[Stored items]
▼

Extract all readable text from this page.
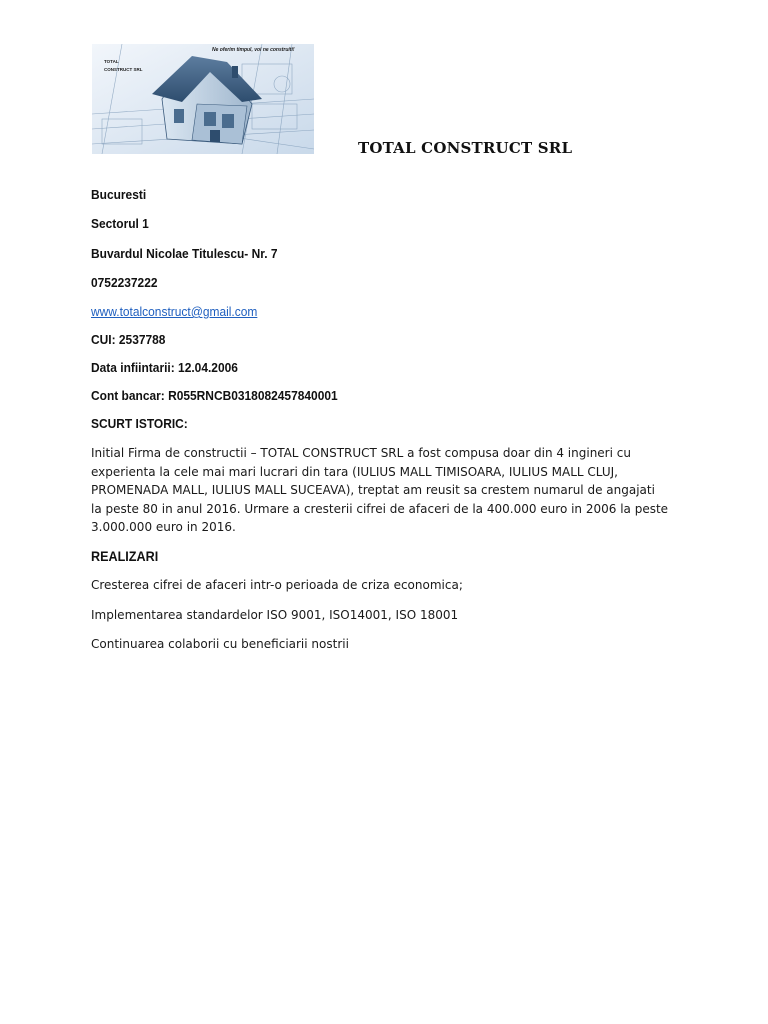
Ne oferim timpul, voi ne construiti!
TOTAL
CONSTRUCT SRL
TOTAL CONSTRUCT SRL
Bucuresti
Sectorul 1
Buvardul Nicolae Titulescu- Nr. 7
0752237222
www.totalconstruct@gmail.com
CUI: 2537788
Data infiintarii: 12.04.2006
Cont bancar: R055RNCB0318082457840001
SCURT ISTORIC:
Initial Firma de constructii – TOTAL CONSTRUCT SRL a fost compusa doar din 4 ingineri cu
experienta la cele mai mari lucrari din tara (IULIUS MALL TIMISOARA, IULIUS MALL CLUJ,
PROMENADA MALL, IULIUS MALL SUCEAVA), treptat am reusit sa crestem numarul de angajati
la peste 80 in anul 2016. Urmare a cresterii cifrei de afaceri de la 400.000 euro in 2006 la peste
3.000.000 euro in 2016.
REALIZARI
Cresterea cifrei de afaceri intr-o perioada de criza economica;
Implementarea standardelor ISO 9001, ISO14001, ISO 18001
Continuarea colaborii cu beneficiarii nostrii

▲

◆ WORK TO BE COMPLETED: Transcribe the preceding listing in its entirety and with exact wording, leaving out pictures.

◆ FINAL ANSWER:
Extract all readable text from this page.
Ne oferim timpul, voi ne construiti!
TOTAL
CONSTRUCT SRL
TOTAL CONSTRUCT SRL
Bucuresti
Sectorul 1
Buvardul Nicolae Titulescu- Nr. 7
0752237222
www.totalconstruct@gmail.com
CUI: 2537788
Data infiintarii: 12.04.2006
Cont bancar: R055RNCB0318082457840001
SCURT ISTORIC:
Initial Firma de constructii – TOTAL CONSTRUCT SRL a fost compusa doar din 4 ingineri cu
experienta la cele mai mari lucrari din tara (IULIUS MALL TIMISOARA, IULIUS MALL CLUJ,
PROMENADA MALL, IULIUS MALL SUCEAVA), treptat am reusit sa crestem numarul de angajati
la peste 80 in anul 2016. Urmare a cresterii cifrei de afaceri de la 400.000 euro in 2006 la peste
3.000.000 euro in 2016.
REALIZARI
Cresterea cifrei de afaceri intr-o perioada de criza economica;
Implementarea standardelor ISO 9001, ISO14001, ISO 18001
Continuarea colaborii cu beneficiarii nostrii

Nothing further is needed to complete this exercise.